**DIRECTIVE**: Lay out the entries from the first line through the line containing "511, 209, 529]" as a JSON list of strings, one string per line. Include both end lines and leave out any blank lines.
---- DATASET
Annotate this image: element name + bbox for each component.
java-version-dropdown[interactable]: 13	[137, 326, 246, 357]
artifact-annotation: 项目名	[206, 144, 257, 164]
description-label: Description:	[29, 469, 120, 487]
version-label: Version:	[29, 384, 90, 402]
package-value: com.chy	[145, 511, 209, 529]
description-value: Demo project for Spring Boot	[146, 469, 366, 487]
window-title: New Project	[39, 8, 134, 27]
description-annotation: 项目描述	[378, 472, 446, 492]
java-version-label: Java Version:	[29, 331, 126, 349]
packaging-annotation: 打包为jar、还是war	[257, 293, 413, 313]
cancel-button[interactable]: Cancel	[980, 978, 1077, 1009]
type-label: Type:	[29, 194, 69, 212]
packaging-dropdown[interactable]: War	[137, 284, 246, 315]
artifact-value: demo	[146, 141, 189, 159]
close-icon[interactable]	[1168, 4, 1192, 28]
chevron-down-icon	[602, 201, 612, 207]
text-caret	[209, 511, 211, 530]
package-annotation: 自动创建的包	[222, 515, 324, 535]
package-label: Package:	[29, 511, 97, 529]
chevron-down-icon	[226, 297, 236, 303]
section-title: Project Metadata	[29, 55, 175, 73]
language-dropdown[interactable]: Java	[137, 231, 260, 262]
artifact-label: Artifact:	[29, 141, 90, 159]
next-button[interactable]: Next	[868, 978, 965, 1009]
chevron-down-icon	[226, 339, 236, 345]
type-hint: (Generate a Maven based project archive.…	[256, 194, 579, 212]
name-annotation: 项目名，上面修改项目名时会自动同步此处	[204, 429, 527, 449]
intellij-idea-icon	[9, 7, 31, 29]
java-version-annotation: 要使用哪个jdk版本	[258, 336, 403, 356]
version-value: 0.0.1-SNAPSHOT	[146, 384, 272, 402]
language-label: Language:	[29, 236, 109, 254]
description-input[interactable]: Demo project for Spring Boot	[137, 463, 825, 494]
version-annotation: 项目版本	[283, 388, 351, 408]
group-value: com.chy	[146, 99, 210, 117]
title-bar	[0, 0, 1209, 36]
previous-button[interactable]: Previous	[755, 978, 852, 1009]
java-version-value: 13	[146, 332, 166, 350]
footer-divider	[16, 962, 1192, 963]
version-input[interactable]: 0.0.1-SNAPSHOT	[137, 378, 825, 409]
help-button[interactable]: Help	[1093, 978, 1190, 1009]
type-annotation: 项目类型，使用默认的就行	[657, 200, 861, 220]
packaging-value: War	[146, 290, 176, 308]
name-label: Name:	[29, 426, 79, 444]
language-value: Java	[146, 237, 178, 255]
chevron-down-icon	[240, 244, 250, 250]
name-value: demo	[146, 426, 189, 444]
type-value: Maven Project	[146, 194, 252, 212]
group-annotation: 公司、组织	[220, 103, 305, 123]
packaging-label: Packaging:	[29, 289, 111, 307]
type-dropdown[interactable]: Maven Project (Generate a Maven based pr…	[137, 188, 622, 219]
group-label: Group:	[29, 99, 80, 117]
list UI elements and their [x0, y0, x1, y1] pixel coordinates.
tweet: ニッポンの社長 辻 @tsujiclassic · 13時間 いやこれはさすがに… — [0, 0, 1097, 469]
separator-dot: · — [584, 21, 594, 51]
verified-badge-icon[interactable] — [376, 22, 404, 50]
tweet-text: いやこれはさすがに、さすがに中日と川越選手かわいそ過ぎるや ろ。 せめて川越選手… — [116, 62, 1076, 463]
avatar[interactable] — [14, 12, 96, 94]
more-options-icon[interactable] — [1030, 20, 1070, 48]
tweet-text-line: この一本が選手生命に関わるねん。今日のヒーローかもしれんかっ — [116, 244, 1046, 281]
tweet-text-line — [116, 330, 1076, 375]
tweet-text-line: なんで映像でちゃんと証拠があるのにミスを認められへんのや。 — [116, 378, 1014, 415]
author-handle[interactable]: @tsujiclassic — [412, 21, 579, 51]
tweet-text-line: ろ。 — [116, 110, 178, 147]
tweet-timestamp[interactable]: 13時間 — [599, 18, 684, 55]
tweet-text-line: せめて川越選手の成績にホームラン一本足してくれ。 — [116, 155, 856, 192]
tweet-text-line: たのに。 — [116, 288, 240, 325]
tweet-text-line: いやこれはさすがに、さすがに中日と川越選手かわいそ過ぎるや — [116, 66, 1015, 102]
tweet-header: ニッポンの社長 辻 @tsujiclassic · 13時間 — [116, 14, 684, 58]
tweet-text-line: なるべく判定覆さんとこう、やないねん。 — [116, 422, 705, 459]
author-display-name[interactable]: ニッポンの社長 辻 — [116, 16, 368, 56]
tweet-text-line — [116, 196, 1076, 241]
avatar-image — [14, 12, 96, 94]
--------
**OUTPUT OF THE TASK**:
[
  "Annotate this image: element name + bbox for each component.",
  "java-version-dropdown[interactable]: 13\t[137, 326, 246, 357]",
  "artifact-annotation: 项目名\t[206, 144, 257, 164]",
  "description-label: Description:\t[29, 469, 120, 487]",
  "version-label: Version:\t[29, 384, 90, 402]",
  "package-value: com.chy\t[145, 511, 209, 529]"
]